- _What the task asks_
Quote all of the data that follows exactly as written, skipping the images.

____

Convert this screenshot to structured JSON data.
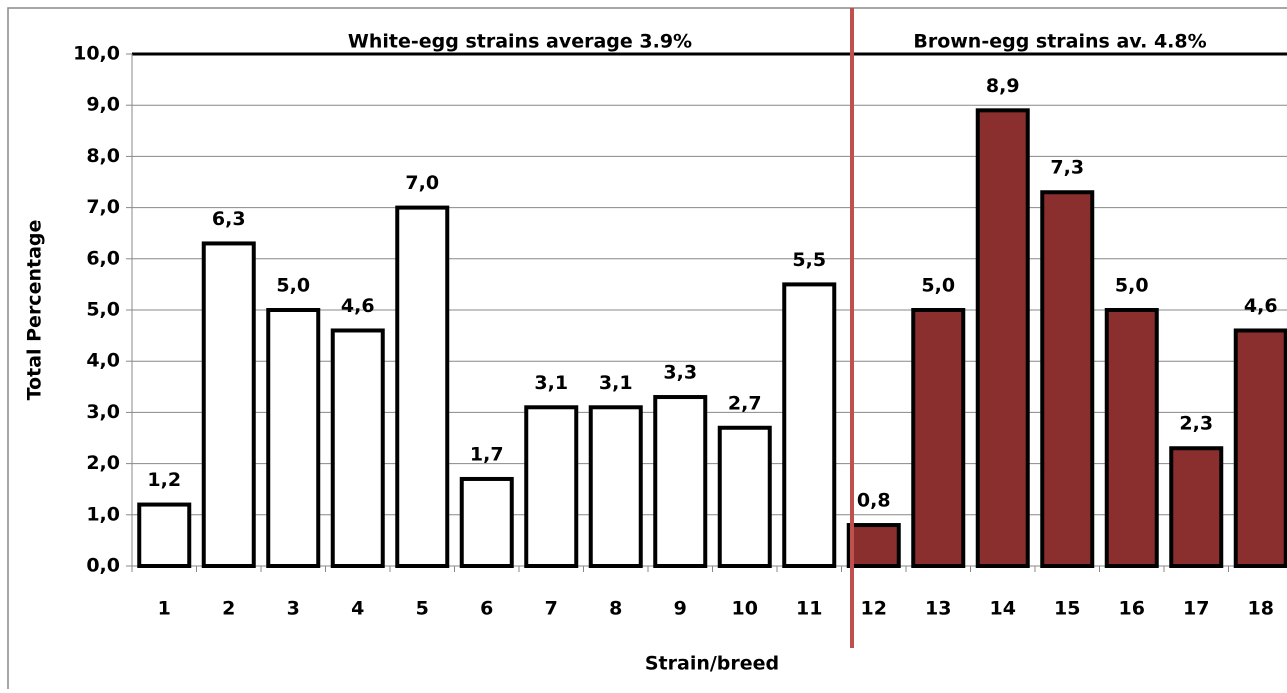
{
  "chart_data": {
    "type": "bar",
    "categories": [
      "1",
      "2",
      "3",
      "4",
      "5",
      "6",
      "7",
      "8",
      "9",
      "10",
      "11",
      "12",
      "13",
      "14",
      "15",
      "16",
      "17",
      "18"
    ],
    "values": [
      1.2,
      6.3,
      5.0,
      4.6,
      7.0,
      1.7,
      3.1,
      3.1,
      3.3,
      2.7,
      5.5,
      0.8,
      5.0,
      8.9,
      7.3,
      5.0,
      2.3,
      4.6
    ],
    "value_labels": [
      "1,2",
      "6,3",
      "5,0",
      "4,6",
      "7,0",
      "1,7",
      "3,1",
      "3,1",
      "3,3",
      "2,7",
      "5,5",
      "0,8",
      "5,0",
      "8,9",
      "7,3",
      "5,0",
      "2,3",
      "4,6"
    ],
    "colors": [
      "#ffffff",
      "#ffffff",
      "#ffffff",
      "#ffffff",
      "#ffffff",
      "#ffffff",
      "#ffffff",
      "#ffffff",
      "#ffffff",
      "#ffffff",
      "#ffffff",
      "#8b2e2e",
      "#8b2e2e",
      "#8b2e2e",
      "#8b2e2e",
      "#8b2e2e",
      "#8b2e2e",
      "#8b2e2e"
    ],
    "ylim": [
      0,
      10
    ],
    "yticks": [
      {
        "value": 0,
        "label": "0,0"
      },
      {
        "value": 1,
        "label": "1,0"
      },
      {
        "value": 2,
        "label": "2,0"
      },
      {
        "value": 3,
        "label": "3,0"
      },
      {
        "value": 4,
        "label": "4,0"
      },
      {
        "value": 5,
        "label": "5,0"
      },
      {
        "value": 6,
        "label": "6,0"
      },
      {
        "value": 7,
        "label": "7,0"
      },
      {
        "value": 8,
        "label": "8,0"
      },
      {
        "value": 9,
        "label": "9,0"
      },
      {
        "value": 10,
        "label": "10,0"
      }
    ],
    "grid": true,
    "x_label": "Strain/breed",
    "y_label": "Total Percentage",
    "annotations": [
      "White-egg strains average 3.9%",
      "Brown-egg strains av. 4.8%"
    ]
  }
}
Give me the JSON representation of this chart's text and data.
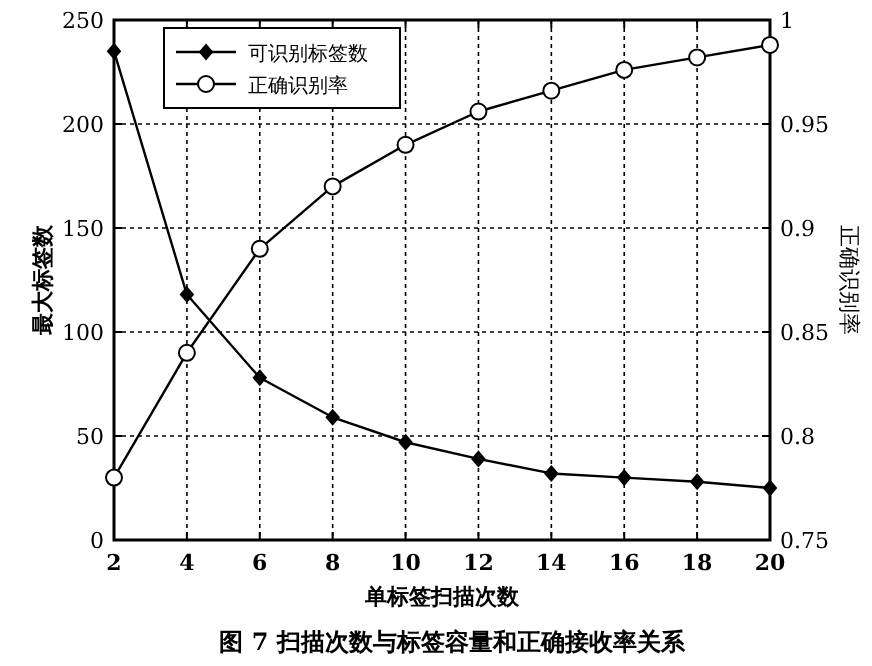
{
  "chart_data": {
    "type": "line",
    "title": "图 7 扫描次数与标签容量和正确接收率关系",
    "xlabel": "单标签扫描次数",
    "ylabel": "最大标签数",
    "y2label": "正确识别率",
    "x": [
      2,
      4,
      6,
      8,
      10,
      12,
      14,
      16,
      18,
      20
    ],
    "series": [
      {
        "name": "可识别标签数",
        "color": "#000000",
        "marker": "diamond",
        "values": [
          235,
          118,
          78,
          59,
          47,
          39,
          32,
          30,
          28,
          25
        ]
      },
      {
        "name": "正确识别率",
        "color": "#000000",
        "marker": "circle",
        "axis": "y2",
        "values": [
          0.78,
          0.84,
          0.89,
          0.92,
          0.94,
          0.956,
          0.966,
          0.976,
          0.982,
          0.988
        ]
      }
    ],
    "xlim": [
      2,
      20
    ],
    "xticks": [
      2,
      4,
      6,
      8,
      10,
      12,
      14,
      16,
      18,
      20
    ],
    "ylim": [
      0,
      250
    ],
    "yticks": [
      0,
      50,
      100,
      150,
      200,
      250
    ],
    "y2lim": [
      0.75,
      1
    ],
    "y2ticks": [
      0.75,
      0.8,
      0.85,
      0.9,
      0.95,
      1
    ],
    "grid": true,
    "legend": "top left",
    "line_style": "solid"
  }
}
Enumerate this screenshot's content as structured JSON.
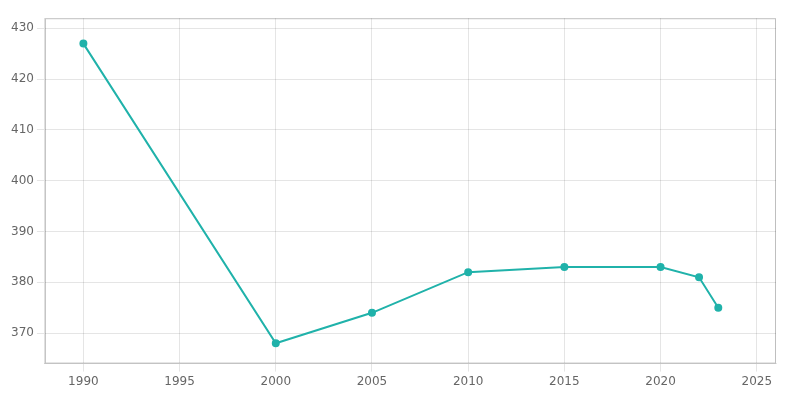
{
  "chart_data": {
    "type": "line",
    "x": [
      1990,
      2000,
      2005,
      2010,
      2015,
      2020,
      2022,
      2023
    ],
    "values": [
      427,
      368,
      374,
      382,
      383,
      383,
      381,
      375
    ],
    "color": "#20B2AA",
    "marker": "circle",
    "xlim": [
      1988,
      2026
    ],
    "ylim": [
      364,
      432
    ],
    "xticks": [
      1990,
      1995,
      2000,
      2005,
      2010,
      2015,
      2020,
      2025
    ],
    "yticks": [
      370,
      380,
      390,
      400,
      410,
      420,
      430
    ],
    "grid": true
  }
}
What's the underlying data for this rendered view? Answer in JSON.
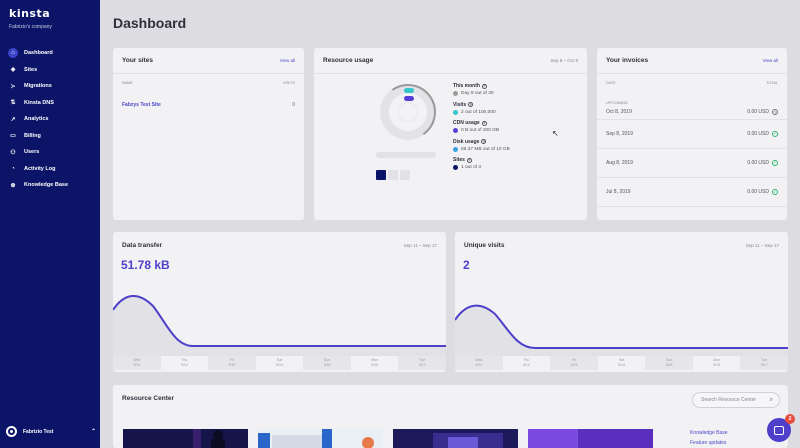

____

- _Response to the exercise_
Convert this screenshot to structured JSON data.
{
  "chart_data": {
    "type": "bar",
    "categories": [
      "1",
      "2",
      "3",
      "4",
      "5",
      "6",
      "7",
      "8",
      "9",
      "10",
      "11",
      "12",
      "13",
      "14",
      "15",
      "16",
      "17",
      "18"
    ],
    "values": [
      1.2,
      6.3,
      5.0,
      4.6,
      7.0,
      1.7,
      3.1,
      3.1,
      3.3,
      2.7,
      5.5,
      0.8,
      5.0,
      8.9,
      7.3,
      5.0,
      2.3,
      4.6
    ],
    "value_labels": [
      "1,2",
      "6,3",
      "5,0",
      "4,6",
      "7,0",
      "1,7",
      "3,1",
      "3,1",
      "3,3",
      "2,7",
      "5,5",
      "0,8",
      "5,0",
      "8,9",
      "7,3",
      "5,0",
      "2,3",
      "4,6"
    ],
    "colors": [
      "#ffffff",
      "#ffffff",
      "#ffffff",
      "#ffffff",
      "#ffffff",
      "#ffffff",
      "#ffffff",
      "#ffffff",
      "#ffffff",
      "#ffffff",
      "#ffffff",
      "#8b2e2e",
      "#8b2e2e",
      "#8b2e2e",
      "#8b2e2e",
      "#8b2e2e",
      "#8b2e2e",
      "#8b2e2e"
    ],
    "ylim": [
      0,
      10
    ],
    "yticks": [
      {
        "value": 0,
        "label": "0,0"
      },
      {
        "value": 1,
        "label": "1,0"
      },
      {
        "value": 2,
        "label": "2,0"
      },
      {
        "value": 3,
        "label": "3,0"
      },
      {
        "value": 4,
        "label": "4,0"
      },
      {
        "value": 5,
        "label": "5,0"
      },
      {
        "value": 6,
        "label": "6,0"
      },
      {
        "value": 7,
        "label": "7,0"
      },
      {
        "value": 8,
        "label": "8,0"
      },
      {
        "value": 9,
        "label": "9,0"
      },
      {
        "value": 10,
        "label": "10,0"
      }
    ],
    "grid": true,
    "x_label": "Strain/breed",
    "y_label": "Total Percentage",
    "annotations": [
      "White-egg strains average 3.9%",
      "Brown-egg strains av. 4.8%"
    ]
  }
}
Give me the JSON representation of this chart's text and data.
{
  "chart_data": {
    "type": "line",
    "title": "图 7 扫描次数与标签容量和正确接收率关系",
    "xlabel": "单标签扫描次数",
    "ylabel": "最大标签数",
    "y2label": "正确识别率",
    "x": [
      2,
      4,
      6,
      8,
      10,
      12,
      14,
      16,
      18,
      20
    ],
    "series": [
      {
        "name": "可识别标签数",
        "color": "#000000",
        "marker": "diamond",
        "values": [
          235,
          118,
          78,
          59,
          47,
          39,
          32,
          30,
          28,
          25
        ]
      },
      {
        "name": "正确识别率",
        "color": "#000000",
        "marker": "circle",
        "axis": "y2",
        "values": [
          0.78,
          0.84,
          0.89,
          0.92,
          0.94,
          0.956,
          0.966,
          0.976,
          0.982,
          0.988
        ]
      }
    ],
    "xlim": [
      2,
      20
    ],
    "xticks": [
      2,
      4,
      6,
      8,
      10,
      12,
      14,
      16,
      18,
      20
    ],
    "ylim": [
      0,
      250
    ],
    "yticks": [
      0,
      50,
      100,
      150,
      200,
      250
    ],
    "y2lim": [
      0.75,
      1
    ],
    "y2ticks": [
      0.75,
      0.8,
      0.85,
      0.9,
      0.95,
      1
    ],
    "grid": true,
    "legend": "top left",
    "line_style": "solid"
  }
}
Enumerate this screenshot's content as structured JSON.
{
  "chart_data": {
    "type": "line",
    "x": [
      1990,
      2000,
      2005,
      2010,
      2015,
      2020,
      2022,
      2023
    ],
    "values": [
      427,
      368,
      374,
      382,
      383,
      383,
      381,
      375
    ],
    "color": "#20B2AA",
    "marker": "circle",
    "xlim": [
      1988,
      2026
    ],
    "ylim": [
      364,
      432
    ],
    "xticks": [
      1990,
      1995,
      2000,
      2005,
      2010,
      2015,
      2020,
      2025
    ],
    "yticks": [
      370,
      380,
      390,
      400,
      410,
      420,
      430
    ],
    "grid": true
  }
}
What's the underlying data for this rendered view? Answer in JSON.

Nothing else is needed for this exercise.